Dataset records
========================================================================
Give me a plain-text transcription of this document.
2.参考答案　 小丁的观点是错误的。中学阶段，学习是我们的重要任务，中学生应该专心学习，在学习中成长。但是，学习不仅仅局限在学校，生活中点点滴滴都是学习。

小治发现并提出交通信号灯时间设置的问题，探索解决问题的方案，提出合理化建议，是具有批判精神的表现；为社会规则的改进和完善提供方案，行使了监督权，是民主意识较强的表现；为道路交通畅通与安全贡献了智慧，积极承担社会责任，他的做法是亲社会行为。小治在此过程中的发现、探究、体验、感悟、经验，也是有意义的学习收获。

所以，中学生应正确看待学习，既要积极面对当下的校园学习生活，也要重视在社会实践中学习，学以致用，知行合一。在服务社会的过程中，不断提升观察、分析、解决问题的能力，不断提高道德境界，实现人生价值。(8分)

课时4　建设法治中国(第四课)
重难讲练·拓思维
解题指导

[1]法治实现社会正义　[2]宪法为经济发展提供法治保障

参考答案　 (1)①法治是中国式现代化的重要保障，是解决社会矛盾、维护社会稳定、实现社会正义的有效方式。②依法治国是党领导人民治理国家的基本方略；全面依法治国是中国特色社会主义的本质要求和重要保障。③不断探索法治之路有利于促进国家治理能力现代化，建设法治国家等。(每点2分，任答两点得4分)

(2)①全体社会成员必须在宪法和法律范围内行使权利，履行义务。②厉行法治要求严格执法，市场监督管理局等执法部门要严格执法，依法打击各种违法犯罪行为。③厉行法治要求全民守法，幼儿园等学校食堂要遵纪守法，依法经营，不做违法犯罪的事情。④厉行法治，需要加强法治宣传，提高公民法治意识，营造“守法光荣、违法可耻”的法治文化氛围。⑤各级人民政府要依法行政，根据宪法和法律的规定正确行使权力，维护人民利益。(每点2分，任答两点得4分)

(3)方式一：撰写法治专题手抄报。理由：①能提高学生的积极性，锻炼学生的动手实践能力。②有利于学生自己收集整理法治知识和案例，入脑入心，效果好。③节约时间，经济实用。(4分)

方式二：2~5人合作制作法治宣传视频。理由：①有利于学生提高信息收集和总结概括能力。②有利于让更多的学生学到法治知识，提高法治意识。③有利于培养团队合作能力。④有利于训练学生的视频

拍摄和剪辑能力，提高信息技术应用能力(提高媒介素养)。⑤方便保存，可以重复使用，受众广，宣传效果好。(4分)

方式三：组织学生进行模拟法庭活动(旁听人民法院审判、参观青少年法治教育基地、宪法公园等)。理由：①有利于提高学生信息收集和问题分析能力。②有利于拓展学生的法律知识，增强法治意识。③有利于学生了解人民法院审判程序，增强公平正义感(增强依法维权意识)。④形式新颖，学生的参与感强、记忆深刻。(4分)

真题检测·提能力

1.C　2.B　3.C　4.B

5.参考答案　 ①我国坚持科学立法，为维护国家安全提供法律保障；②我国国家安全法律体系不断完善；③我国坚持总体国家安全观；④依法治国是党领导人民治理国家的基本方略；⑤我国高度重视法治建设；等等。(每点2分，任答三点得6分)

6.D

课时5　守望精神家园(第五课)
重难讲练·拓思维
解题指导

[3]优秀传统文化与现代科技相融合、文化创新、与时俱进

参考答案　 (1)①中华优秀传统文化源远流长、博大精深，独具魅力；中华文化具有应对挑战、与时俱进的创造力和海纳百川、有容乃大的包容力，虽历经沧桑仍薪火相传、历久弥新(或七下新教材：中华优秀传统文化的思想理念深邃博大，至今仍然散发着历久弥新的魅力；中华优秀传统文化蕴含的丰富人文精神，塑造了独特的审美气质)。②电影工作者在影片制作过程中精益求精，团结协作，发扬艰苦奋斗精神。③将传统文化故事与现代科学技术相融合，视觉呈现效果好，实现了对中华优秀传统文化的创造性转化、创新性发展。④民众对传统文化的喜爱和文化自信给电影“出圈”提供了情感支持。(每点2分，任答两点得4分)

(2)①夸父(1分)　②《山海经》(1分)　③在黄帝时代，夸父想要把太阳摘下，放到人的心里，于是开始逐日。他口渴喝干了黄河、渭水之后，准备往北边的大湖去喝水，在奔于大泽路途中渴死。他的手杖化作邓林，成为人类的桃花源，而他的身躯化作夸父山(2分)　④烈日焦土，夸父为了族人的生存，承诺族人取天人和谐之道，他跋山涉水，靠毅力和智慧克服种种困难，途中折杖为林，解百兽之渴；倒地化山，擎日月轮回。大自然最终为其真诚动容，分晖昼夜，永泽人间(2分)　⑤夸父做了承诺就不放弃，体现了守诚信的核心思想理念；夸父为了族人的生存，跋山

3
========================================================================
▶ [WHAT IS REQUIRED]
Using the records above, copy each line that contains "参考答案".

▶ [ANSWER FOR THE TASK]
2.参考答案　 小丁的观点是错误的。中学阶段，学习是我们的重要任务，中学生应该专心学习，在学习中成长。但是，学习不仅仅局限在学校，生活中点点滴滴都是学习。
参考答案　 (1)①法治是中国式现代化的重要保障，是解决社会矛盾、维护社会稳定、实现社会正义的有效方式。②依法治国是党领导人民治理国家的基本方略；全面依法治国是中国特色社会主义的本质要求和重要保障。③不断探索法治之路有利于促进国家治理能力现代化，建设法治国家等。(每点2分，任答两点得4分)
5.参考答案　 ①我国坚持科学立法，为维护国家安全提供法律保障；②我国国家安全法律体系不断完善；③我国坚持总体国家安全观；④依法治国是党领导人民治理国家的基本方略；⑤我国高度重视法治建设；等等。(每点2分，任答三点得6分)
参考答案　 (1)①中华优秀传统文化源远流长、博大精深，独具魅力；中华文化具有应对挑战、与时俱进的创造力和海纳百川、有容乃大的包容力，虽历经沧桑仍薪火相传、历久弥新(或七下新教材：中华优秀传统文化的思想理念深邃博大，至今仍然散发着历久弥新的魅力；中华优秀传统文化蕴含的丰富人文精神，塑造了独特的审美气质)。②电影工作者在影片制作过程中精益求精，团结协作，发扬艰苦奋斗精神。③将传统文化故事与现代科学技术相融合，视觉呈现效果好，实现了对中华优秀传统文化的创造性转化、创新性发展。④民众对传统文化的喜爱和文化自信给电影“出圈”提供了情感支持。(每点2分，任答两点得4分)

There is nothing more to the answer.